**Exercise brief**
Reproduce verbatim the lines from the first one through the line containing "The front panel 17 is at (362, 358).", including both.

**Extracted information**
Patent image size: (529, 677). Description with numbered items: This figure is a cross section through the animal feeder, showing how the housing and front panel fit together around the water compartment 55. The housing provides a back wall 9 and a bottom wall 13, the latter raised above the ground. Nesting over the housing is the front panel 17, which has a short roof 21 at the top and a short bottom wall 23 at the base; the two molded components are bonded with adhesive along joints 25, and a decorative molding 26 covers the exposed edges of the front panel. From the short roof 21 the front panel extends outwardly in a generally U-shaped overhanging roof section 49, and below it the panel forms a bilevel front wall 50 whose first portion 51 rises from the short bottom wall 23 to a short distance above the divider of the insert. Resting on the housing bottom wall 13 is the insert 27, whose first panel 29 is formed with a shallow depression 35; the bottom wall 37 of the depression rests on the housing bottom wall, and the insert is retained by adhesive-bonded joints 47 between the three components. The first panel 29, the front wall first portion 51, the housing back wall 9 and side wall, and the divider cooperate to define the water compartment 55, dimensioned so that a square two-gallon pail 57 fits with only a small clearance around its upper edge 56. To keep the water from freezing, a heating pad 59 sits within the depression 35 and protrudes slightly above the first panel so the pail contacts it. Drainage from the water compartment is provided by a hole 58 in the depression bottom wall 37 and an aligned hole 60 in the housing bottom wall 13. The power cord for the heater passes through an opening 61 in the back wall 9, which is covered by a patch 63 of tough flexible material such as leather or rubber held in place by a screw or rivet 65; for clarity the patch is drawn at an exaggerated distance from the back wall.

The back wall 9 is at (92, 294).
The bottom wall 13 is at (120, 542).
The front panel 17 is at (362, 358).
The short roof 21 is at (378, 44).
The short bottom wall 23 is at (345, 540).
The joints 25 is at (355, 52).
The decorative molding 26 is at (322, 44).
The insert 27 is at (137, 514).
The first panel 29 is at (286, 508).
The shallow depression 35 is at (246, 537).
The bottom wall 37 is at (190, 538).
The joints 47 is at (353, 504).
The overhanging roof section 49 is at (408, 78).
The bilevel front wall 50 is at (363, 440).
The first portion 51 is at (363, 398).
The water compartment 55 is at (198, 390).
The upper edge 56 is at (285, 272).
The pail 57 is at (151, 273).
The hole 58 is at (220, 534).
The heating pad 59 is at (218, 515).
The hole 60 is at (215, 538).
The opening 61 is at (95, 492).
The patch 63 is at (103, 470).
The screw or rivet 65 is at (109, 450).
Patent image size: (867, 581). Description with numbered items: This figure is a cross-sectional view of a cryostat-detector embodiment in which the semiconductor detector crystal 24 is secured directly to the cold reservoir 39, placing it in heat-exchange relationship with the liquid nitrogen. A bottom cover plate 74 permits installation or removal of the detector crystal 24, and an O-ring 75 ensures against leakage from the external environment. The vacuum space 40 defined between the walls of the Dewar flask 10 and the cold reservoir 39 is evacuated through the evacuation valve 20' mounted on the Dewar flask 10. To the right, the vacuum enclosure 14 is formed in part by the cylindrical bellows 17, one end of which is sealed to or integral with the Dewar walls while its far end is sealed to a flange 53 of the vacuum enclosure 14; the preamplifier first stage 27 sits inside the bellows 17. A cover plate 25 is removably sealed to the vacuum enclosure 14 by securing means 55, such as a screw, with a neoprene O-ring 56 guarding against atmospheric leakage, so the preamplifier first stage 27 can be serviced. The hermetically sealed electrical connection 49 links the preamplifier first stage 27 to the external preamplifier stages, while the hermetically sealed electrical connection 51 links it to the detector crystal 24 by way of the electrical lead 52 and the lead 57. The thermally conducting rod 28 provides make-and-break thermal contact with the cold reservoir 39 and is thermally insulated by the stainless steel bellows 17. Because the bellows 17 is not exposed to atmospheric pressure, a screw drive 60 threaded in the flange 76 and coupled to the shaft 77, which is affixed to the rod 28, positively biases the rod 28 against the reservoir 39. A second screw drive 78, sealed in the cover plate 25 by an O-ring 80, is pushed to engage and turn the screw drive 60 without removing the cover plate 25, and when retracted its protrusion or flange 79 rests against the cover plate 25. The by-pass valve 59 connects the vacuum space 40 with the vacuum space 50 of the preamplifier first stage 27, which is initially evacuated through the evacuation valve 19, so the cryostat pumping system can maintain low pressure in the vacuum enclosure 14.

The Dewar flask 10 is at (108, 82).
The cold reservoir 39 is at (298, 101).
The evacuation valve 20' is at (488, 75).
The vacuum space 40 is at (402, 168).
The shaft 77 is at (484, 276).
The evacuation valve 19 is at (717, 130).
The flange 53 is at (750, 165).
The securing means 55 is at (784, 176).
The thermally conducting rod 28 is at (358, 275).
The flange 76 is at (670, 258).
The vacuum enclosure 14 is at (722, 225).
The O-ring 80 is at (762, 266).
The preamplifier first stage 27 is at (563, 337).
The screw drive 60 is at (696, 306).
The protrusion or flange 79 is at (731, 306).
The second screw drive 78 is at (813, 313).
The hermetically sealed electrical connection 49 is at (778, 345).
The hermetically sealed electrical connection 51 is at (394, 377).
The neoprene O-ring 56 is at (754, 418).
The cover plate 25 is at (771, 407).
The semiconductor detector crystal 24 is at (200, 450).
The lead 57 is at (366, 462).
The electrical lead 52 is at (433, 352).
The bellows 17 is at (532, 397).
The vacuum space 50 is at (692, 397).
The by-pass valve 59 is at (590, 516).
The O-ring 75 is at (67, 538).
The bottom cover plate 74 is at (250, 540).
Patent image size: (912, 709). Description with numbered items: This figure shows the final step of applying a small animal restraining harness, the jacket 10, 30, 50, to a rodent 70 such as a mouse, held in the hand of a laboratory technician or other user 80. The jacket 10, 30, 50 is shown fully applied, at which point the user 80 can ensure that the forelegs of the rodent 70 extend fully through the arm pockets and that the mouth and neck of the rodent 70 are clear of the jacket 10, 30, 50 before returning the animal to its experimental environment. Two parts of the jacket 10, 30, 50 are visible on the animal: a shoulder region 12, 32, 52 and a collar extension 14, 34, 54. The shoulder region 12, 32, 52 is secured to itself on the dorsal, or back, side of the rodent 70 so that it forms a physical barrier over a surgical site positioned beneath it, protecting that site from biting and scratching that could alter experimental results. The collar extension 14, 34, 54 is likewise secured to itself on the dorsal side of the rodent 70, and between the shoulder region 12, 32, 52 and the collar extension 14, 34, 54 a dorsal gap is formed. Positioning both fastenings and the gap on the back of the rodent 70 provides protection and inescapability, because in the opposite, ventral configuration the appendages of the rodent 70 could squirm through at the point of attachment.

**Expected output**
Patent image size: (529, 677). Description with numbered items: This figure is a cross section through the animal feeder, showing how the housing and front panel fit together around the water compartment 55. The housing provides a back wall 9 and a bottom wall 13, the latter raised above the ground. Nesting over the housing is the front panel 17, which has a short roof 21 at the top and a short bottom wall 23 at the base; the two molded components are bonded with adhesive along joints 25, and a decorative molding 26 covers the exposed edges of the front panel. From the short roof 21 the front panel extends outwardly in a generally U-shaped overhanging roof section 49, and below it the panel forms a bilevel front wall 50 whose first portion 51 rises from the short bottom wall 23 to a short distance above the divider of the insert. Resting on the housing bottom wall 13 is the insert 27, whose first panel 29 is formed with a shallow depression 35; the bottom wall 37 of the depression rests on the housing bottom wall, and the insert is retained by adhesive-bonded joints 47 between the three components. The first panel 29, the front wall first portion 51, the housing back wall 9 and side wall, and the divider cooperate to define the water compartment 55, dimensioned so that a square two-gallon pail 57 fits with only a small clearance around its upper edge 56. To keep the water from freezing, a heating pad 59 sits within the depression 35 and protrudes slightly above the first panel so the pail contacts it. Drainage from the water compartment is provided by a hole 58 in the depression bottom wall 37 and an aligned hole 60 in the housing bottom wall 13. The power cord for the heater passes through an opening 61 in the back wall 9, which is covered by a patch 63 of tough flexible material such as leather or rubber held in place by a screw or rivet 65; for clarity the patch is drawn at an exaggerated distance from the back wall.

The back wall 9 is at (92, 294).
The bottom wall 13 is at (120, 542).
The front panel 17 is at (362, 358).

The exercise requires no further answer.